--- START OF EXTRACTED ENTRIES ---
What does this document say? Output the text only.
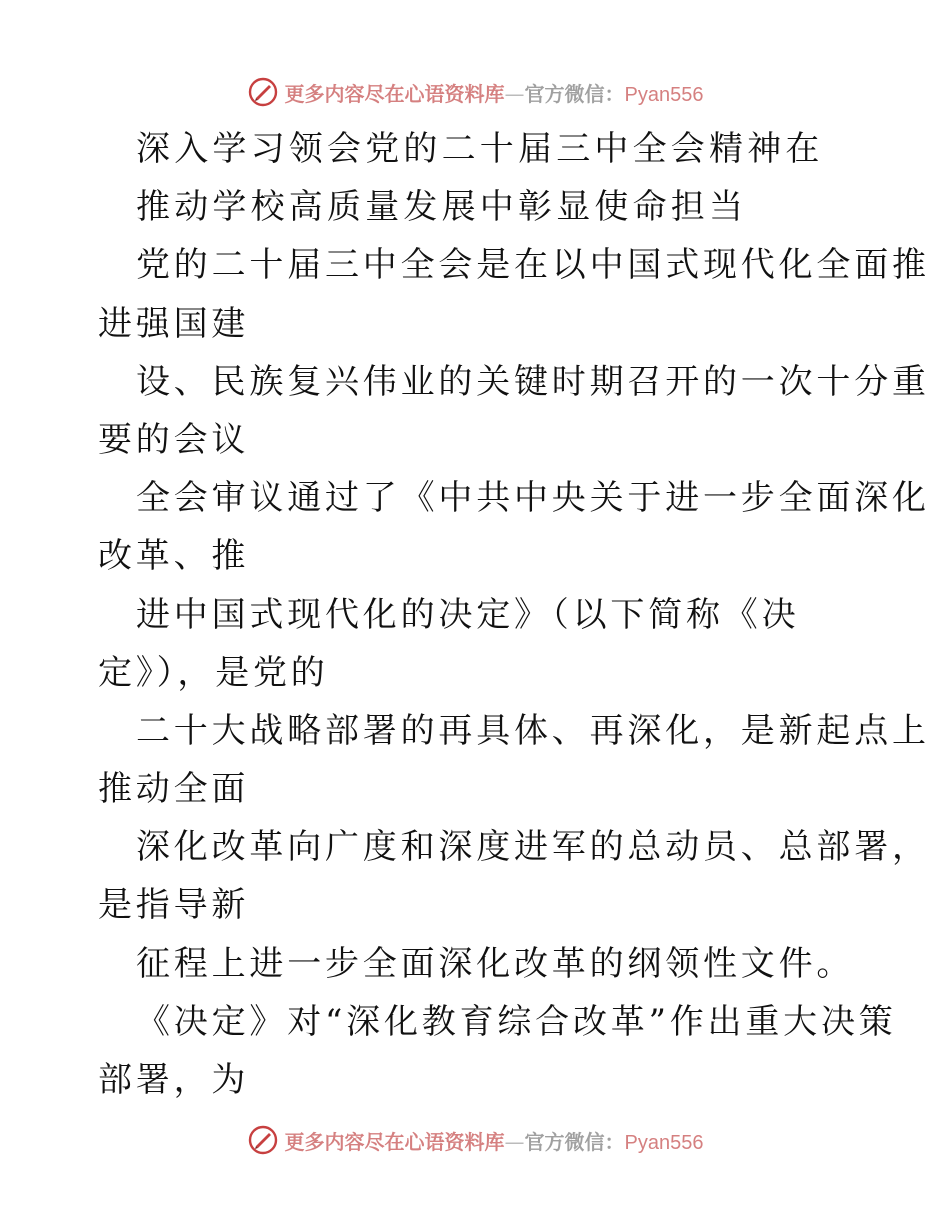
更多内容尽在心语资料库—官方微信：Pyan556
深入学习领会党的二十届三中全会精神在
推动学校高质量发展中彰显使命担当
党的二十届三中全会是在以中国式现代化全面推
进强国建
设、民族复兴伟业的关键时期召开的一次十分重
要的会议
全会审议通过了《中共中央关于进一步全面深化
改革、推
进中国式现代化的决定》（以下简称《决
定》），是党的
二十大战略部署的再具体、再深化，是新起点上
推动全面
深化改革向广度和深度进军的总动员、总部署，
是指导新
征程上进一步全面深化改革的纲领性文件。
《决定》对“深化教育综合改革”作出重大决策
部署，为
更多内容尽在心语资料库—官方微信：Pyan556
--- END OF EXTRACTED ENTRIES ---
--- START OF EXTRACTED ENTRIES ---
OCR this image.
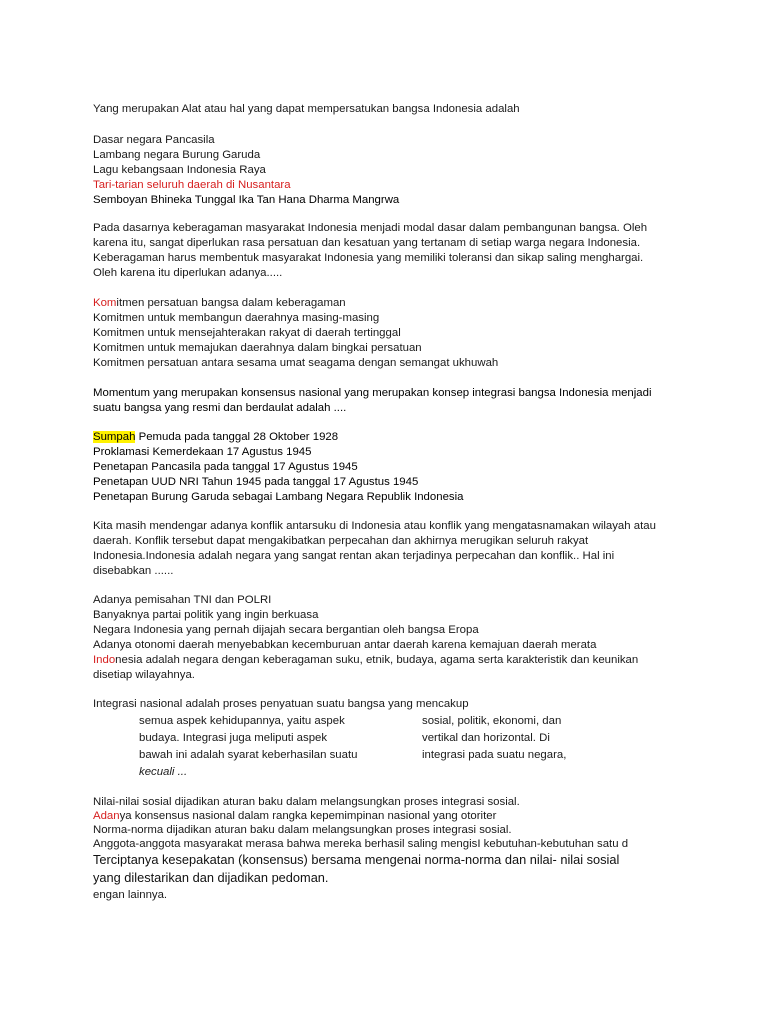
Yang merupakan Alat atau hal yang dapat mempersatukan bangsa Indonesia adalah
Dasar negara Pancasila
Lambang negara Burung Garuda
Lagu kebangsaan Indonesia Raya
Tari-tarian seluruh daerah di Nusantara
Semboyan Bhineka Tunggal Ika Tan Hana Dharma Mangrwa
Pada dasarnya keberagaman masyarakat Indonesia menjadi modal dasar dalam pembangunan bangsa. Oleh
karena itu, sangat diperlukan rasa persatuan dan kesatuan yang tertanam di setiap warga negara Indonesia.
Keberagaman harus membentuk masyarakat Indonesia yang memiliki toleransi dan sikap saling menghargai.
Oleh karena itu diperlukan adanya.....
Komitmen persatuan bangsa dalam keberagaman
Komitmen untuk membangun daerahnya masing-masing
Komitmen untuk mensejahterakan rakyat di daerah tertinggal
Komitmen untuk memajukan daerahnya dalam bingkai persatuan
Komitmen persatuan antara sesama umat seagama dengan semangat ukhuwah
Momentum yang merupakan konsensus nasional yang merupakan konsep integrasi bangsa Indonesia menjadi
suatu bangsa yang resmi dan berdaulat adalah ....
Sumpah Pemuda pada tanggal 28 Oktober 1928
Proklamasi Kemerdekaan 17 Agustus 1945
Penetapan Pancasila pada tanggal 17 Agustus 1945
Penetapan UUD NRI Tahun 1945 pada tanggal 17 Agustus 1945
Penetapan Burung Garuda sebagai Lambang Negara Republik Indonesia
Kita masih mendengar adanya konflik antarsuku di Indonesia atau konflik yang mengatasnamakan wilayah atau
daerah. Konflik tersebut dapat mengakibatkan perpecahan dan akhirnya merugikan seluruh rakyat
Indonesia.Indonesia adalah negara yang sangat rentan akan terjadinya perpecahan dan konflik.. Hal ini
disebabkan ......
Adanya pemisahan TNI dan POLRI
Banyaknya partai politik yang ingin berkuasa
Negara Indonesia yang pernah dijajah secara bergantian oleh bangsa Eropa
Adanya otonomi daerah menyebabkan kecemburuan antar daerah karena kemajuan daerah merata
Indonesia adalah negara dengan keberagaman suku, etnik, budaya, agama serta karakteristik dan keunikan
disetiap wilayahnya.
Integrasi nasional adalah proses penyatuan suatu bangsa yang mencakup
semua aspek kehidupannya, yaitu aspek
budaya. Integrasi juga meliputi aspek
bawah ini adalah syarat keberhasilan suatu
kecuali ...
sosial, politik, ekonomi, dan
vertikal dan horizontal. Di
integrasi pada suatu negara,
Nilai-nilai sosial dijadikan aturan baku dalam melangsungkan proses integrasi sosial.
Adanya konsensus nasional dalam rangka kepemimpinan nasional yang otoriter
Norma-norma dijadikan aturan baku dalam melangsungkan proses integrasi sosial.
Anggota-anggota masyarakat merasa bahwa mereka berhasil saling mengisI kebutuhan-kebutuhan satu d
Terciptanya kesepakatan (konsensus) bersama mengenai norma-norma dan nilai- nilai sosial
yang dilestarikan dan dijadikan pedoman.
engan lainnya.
--- END OF EXTRACTED ENTRIES ---
▸ GIVEN PROBLEM: Gather up every line in the data above that contains the word "Penetapan", copying each one.

▸ FINAL ANSWER:
Penetapan Pancasila pada tanggal 17 Agustus 1945
Penetapan UUD NRI Tahun 1945 pada tanggal 17 Agustus 1945
Penetapan Burung Garuda sebagai Lambang Negara Republik Indonesia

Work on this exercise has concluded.